§ Instructions for the task
Note each line that includes the word "Invested". Copy those lines.

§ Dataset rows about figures
----

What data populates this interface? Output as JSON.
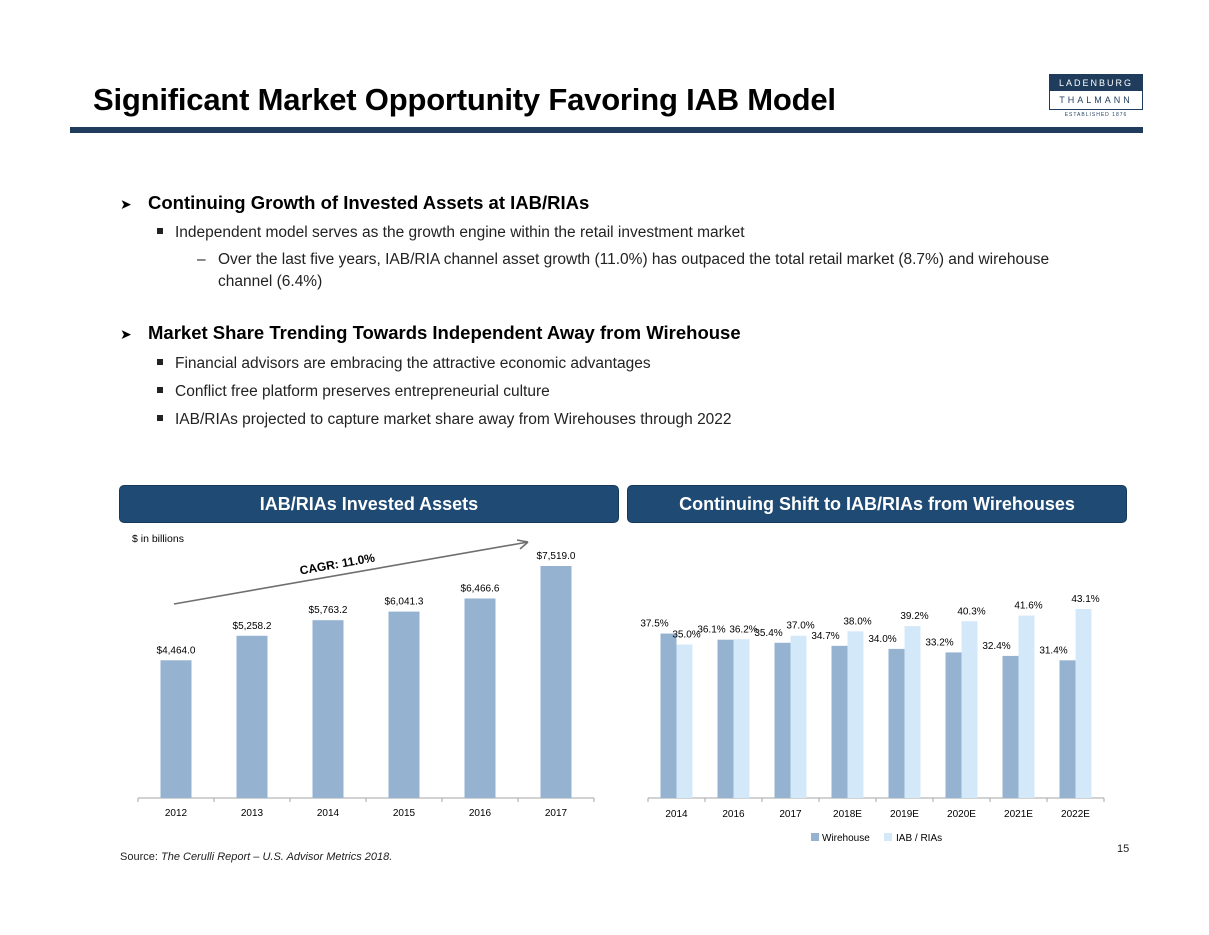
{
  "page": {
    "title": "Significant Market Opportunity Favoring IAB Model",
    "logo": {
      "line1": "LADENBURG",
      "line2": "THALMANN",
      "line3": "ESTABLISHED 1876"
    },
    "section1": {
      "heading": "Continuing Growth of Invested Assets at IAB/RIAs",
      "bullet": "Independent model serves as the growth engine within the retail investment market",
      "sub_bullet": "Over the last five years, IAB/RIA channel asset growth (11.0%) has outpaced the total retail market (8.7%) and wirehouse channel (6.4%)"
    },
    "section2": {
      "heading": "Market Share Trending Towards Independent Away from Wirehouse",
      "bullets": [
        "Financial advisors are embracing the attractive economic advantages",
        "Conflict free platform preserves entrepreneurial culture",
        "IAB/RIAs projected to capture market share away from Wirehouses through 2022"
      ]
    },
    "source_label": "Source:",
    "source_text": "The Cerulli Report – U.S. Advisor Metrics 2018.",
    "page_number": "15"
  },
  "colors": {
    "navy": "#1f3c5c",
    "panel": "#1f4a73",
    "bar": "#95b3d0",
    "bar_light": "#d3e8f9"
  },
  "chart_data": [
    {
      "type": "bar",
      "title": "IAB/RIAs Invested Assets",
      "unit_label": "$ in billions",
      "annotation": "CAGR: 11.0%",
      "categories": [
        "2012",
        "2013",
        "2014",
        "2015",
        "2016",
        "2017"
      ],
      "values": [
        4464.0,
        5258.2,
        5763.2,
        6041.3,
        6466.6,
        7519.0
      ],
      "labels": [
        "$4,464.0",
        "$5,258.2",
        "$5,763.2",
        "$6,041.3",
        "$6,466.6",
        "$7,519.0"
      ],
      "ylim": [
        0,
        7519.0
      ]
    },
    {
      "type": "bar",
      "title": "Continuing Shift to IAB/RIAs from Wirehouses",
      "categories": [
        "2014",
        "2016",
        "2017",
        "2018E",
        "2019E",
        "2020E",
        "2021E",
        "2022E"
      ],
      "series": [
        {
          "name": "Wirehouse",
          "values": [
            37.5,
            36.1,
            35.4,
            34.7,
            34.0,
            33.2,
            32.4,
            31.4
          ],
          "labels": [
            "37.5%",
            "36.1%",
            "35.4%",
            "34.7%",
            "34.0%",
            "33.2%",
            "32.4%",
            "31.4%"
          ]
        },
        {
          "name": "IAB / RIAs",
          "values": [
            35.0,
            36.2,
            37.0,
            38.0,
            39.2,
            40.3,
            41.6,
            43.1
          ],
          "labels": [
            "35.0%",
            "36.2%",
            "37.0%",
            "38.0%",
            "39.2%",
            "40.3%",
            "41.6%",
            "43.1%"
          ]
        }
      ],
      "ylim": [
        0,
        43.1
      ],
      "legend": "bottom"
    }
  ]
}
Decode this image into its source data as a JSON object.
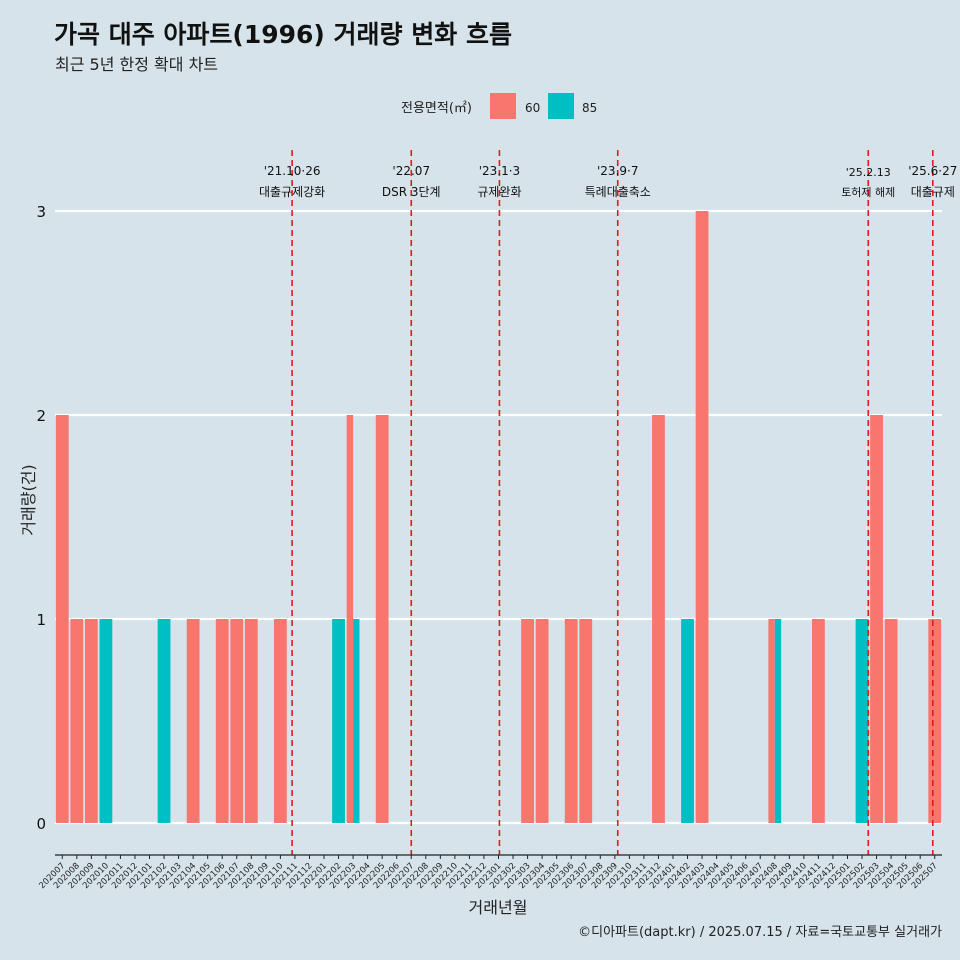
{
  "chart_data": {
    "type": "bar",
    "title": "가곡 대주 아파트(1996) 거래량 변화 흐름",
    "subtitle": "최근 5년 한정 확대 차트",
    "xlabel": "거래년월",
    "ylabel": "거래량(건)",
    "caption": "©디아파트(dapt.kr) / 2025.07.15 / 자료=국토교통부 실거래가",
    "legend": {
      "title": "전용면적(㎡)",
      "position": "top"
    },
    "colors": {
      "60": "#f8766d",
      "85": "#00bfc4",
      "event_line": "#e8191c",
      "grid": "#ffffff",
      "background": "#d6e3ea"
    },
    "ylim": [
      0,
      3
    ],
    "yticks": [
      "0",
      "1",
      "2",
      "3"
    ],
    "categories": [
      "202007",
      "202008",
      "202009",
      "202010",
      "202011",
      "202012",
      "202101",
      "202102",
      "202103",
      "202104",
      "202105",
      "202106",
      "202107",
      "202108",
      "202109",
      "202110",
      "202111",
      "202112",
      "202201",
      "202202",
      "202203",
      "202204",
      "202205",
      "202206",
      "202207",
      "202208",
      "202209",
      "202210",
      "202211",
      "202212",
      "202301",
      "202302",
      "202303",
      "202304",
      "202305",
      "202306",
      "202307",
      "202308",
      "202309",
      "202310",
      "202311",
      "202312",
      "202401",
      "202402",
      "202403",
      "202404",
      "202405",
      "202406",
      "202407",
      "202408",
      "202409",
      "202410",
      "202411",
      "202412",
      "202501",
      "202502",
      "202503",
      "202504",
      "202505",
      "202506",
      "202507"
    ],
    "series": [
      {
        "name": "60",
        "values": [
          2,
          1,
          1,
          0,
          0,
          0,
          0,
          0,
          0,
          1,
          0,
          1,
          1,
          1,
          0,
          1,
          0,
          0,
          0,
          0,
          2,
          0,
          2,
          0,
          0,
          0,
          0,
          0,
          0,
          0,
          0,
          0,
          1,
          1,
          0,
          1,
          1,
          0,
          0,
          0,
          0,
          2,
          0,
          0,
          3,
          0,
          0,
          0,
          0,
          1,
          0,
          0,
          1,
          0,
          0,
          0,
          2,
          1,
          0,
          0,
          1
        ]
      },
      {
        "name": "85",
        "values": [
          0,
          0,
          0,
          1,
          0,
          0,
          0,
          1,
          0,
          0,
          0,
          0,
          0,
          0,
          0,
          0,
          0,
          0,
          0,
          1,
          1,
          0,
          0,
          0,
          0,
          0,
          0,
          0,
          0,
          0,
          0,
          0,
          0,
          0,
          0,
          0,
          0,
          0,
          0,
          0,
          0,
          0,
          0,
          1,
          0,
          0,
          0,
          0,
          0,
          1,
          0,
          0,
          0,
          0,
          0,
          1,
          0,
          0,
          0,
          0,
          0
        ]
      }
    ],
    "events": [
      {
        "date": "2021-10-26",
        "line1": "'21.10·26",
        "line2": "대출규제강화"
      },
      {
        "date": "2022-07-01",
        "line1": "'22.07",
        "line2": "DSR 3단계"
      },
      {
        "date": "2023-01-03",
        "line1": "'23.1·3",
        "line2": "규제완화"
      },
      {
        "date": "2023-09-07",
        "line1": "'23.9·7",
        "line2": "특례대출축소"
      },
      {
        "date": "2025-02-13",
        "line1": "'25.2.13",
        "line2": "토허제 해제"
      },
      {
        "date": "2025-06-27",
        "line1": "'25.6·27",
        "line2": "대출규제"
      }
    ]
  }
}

----

§ Task answer
      "heading": "Continuing Growth of Invested Assets at IAB/RIAs",
      "title": "IAB/RIAs Invested Assets",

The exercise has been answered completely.